-- start --

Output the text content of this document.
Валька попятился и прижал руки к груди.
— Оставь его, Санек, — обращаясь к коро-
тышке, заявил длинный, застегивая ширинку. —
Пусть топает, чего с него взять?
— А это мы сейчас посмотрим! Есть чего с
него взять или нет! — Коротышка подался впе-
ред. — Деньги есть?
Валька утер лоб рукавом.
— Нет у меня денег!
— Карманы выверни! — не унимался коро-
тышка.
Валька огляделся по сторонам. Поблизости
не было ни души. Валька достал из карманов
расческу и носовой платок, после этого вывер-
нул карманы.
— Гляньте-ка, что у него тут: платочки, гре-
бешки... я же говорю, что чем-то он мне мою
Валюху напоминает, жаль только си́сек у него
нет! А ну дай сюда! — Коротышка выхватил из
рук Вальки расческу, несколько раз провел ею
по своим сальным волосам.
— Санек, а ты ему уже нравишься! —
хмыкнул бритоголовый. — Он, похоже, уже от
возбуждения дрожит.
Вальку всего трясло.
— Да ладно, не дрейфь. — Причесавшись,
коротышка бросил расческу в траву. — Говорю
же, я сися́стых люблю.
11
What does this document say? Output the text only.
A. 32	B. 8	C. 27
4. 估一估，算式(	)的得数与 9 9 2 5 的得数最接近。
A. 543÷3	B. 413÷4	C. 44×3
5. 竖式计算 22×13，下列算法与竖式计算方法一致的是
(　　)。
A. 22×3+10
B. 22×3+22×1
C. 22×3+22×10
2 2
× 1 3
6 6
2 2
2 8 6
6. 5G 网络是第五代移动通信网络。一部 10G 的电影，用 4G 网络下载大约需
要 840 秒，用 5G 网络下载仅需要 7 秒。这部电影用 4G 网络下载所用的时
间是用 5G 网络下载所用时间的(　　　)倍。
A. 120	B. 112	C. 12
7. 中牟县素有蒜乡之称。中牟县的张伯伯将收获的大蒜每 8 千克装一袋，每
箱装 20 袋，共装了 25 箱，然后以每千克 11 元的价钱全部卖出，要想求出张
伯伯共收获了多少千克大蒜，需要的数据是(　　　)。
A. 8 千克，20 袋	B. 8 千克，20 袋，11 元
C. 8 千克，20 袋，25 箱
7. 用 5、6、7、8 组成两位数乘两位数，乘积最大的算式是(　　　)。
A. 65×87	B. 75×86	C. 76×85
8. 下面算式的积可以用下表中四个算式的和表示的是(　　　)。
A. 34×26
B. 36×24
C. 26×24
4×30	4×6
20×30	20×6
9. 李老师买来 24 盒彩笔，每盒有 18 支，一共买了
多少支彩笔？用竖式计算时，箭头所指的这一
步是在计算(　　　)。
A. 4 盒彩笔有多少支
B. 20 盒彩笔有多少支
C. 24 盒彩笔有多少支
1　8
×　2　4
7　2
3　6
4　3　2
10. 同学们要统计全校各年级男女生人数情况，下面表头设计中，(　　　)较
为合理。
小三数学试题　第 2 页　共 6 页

-- end --

Written instruction
Reproduce the data shown above exactly.

Answer for this exercise
Output the text content of this document.
Валька попятился и прижал руки к груди.
— Оставь его, Санек, — обращаясь к коро-
тышке, заявил длинный, застегивая ширинку. —
Пусть топает, чего с него взять?
— А это мы сейчас посмотрим! Есть чего с
него взять или нет! — Коротышка подался впе-
ред. — Деньги есть?
Валька утер лоб рукавом.
— Нет у меня денег!
— Карманы выверни! — не унимался коро-
тышка.
Валька огляделся по сторонам. Поблизости
не было ни души. Валька достал из карманов
расческу и носовой платок, после этого вывер-
нул карманы.
— Гляньте-ка, что у него тут: платочки, гре-
бешки... я же говорю, что чем-то он мне мою
Валюху напоминает, жаль только си́сек у него
нет! А ну дай сюда! — Коротышка выхватил из
рук Вальки расческу, несколько раз провел ею
по своим сальным волосам.
— Санек, а ты ему уже нравишься! —
хмыкнул бритоголовый. — Он, похоже, уже от
возбуждения дрожит.
Вальку всего трясло.
— Да ладно, не дрейфь. — Причесавшись,
коротышка бросил расческу в траву. — Говорю
же, я сися́стых люблю.
11
What does this document say? Output the text only.
A. 32	B. 8	C. 27
4. 估一估，算式(	)的得数与 9 9 2 5 的得数最接近。
A. 543÷3	B. 413÷4	C. 44×3
5. 竖式计算 22×13，下列算法与竖式计算方法一致的是
(　　)。
A. 22×3+10
B. 22×3+22×1
C. 22×3+22×10
2 2
× 1 3
6 6
2 2
2 8 6
6. 5G 网络是第五代移动通信网络。一部 10G 的电影，用 4G 网络下载大约需
要 840 秒，用 5G 网络下载仅需要 7 秒。这部电影用 4G 网络下载所用的时
间是用 5G 网络下载所用时间的(　　　)倍。
A. 120	B. 112	C. 12
7. 中牟县素有蒜乡之称。中牟县的张伯伯将收获的大蒜每 8 千克装一袋，每
箱装 20 袋，共装了 25 箱，然后以每千克 11 元的价钱全部卖出，要想求出张
伯伯共收获了多少千克大蒜，需要的数据是(　　　)。
A. 8 千克，20 袋	B. 8 千克，20 袋，11 元
C. 8 千克，20 袋，25 箱
7. 用 5、6、7、8 组成两位数乘两位数，乘积最大的算式是(　　　)。
A. 65×87	B. 75×86	C. 76×85
8. 下面算式的积可以用下表中四个算式的和表示的是(　　　)。
A. 34×26
B. 36×24
C. 26×24
4×30	4×6
20×30	20×6
9. 李老师买来 24 盒彩笔，每盒有 18 支，一共买了
多少支彩笔？用竖式计算时，箭头所指的这一
步是在计算(　　　)。
A. 4 盒彩笔有多少支
B. 20 盒彩笔有多少支
C. 24 盒彩笔有多少支
1　8
×　2　4
7　2
3　6
4　3　2
10. 同学们要统计全校各年级男女生人数情况，下面表头设计中，(　　　)较
为合理。
小三数学试题　第 2 页　共 6 页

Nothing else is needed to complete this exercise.